**What to work on:**
Search the entries for the word "Chilli" and pull out each line that has it.

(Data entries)
.....
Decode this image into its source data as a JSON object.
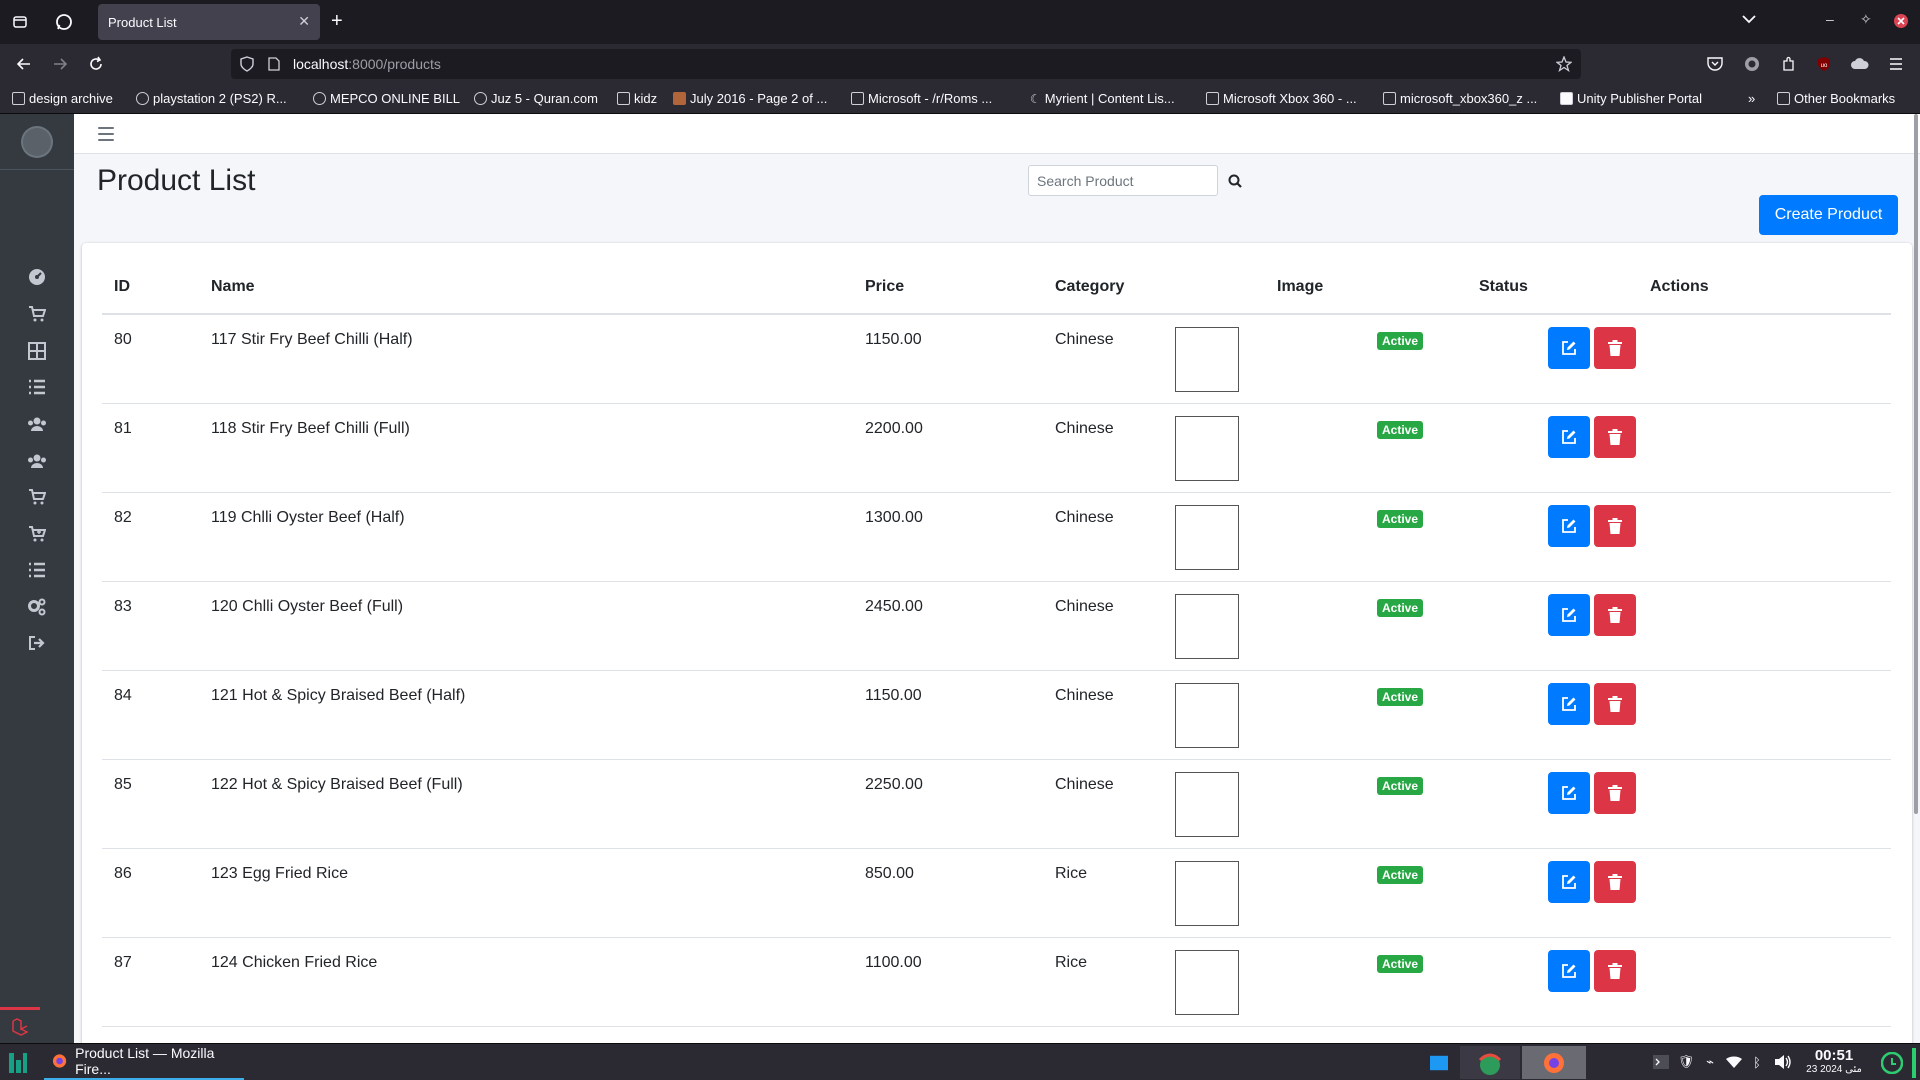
{
  "browser": {
    "tab_title": "Product List",
    "url_host": "localhost",
    "url_path": ":8000/products",
    "bookmarks": [
      "design archive",
      "playstation 2 (PS2) R...",
      "MEPCO ONLINE BILL",
      "Juz 5 - Quran.com",
      "kidz",
      "July 2016 - Page 2 of ...",
      "Microsoft - /r/Roms ...",
      "Myrient | Content Lis...",
      "Microsoft Xbox 360 - ...",
      "microsoft_xbox360_z ...",
      "Unity Publisher Portal"
    ],
    "other_bookmarks": "Other Bookmarks"
  },
  "page": {
    "title": "Product List",
    "search_placeholder": "Search Product",
    "create_label": "Create Product"
  },
  "table": {
    "headers": [
      "ID",
      "Name",
      "Price",
      "Category",
      "Image",
      "Status",
      "Actions"
    ],
    "rows": [
      {
        "id": "80",
        "name": "117 Stir Fry Beef Chilli (Half)",
        "price": "1150.00",
        "category": "Chinese",
        "status": "Active"
      },
      {
        "id": "81",
        "name": "118 Stir Fry Beef Chilli (Full)",
        "price": "2200.00",
        "category": "Chinese",
        "status": "Active"
      },
      {
        "id": "82",
        "name": "119 Chlli Oyster Beef (Half)",
        "price": "1300.00",
        "category": "Chinese",
        "status": "Active"
      },
      {
        "id": "83",
        "name": "120 Chlli Oyster Beef (Full)",
        "price": "2450.00",
        "category": "Chinese",
        "status": "Active"
      },
      {
        "id": "84",
        "name": "121 Hot & Spicy Braised Beef (Half)",
        "price": "1150.00",
        "category": "Chinese",
        "status": "Active"
      },
      {
        "id": "85",
        "name": "122 Hot & Spicy Braised Beef (Full)",
        "price": "2250.00",
        "category": "Chinese",
        "status": "Active"
      },
      {
        "id": "86",
        "name": "123 Egg Fried Rice",
        "price": "850.00",
        "category": "Rice",
        "status": "Active"
      },
      {
        "id": "87",
        "name": "124 Chicken Fried Rice",
        "price": "1100.00",
        "category": "Rice",
        "status": "Active"
      }
    ]
  },
  "sidebar_icons": [
    "dashboard-icon",
    "cart-icon",
    "grid-icon",
    "list-icon",
    "users-icon",
    "users-icon",
    "cart-icon",
    "cart-plus-icon",
    "list-icon",
    "settings-icon",
    "logout-icon"
  ],
  "taskbar": {
    "window_title": "Product List — Mozilla Fire...",
    "time": "00:51",
    "date": "23 مئی 2024"
  },
  "colors": {
    "primary": "#007bff",
    "danger": "#dc3545",
    "success": "#28a745",
    "sidebar": "#343a40"
  }
}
.....
**Task response:**
        "name": "117 Stir Fry Beef Chilli (Half)",
        "name": "118 Stir Fry Beef Chilli (Full)",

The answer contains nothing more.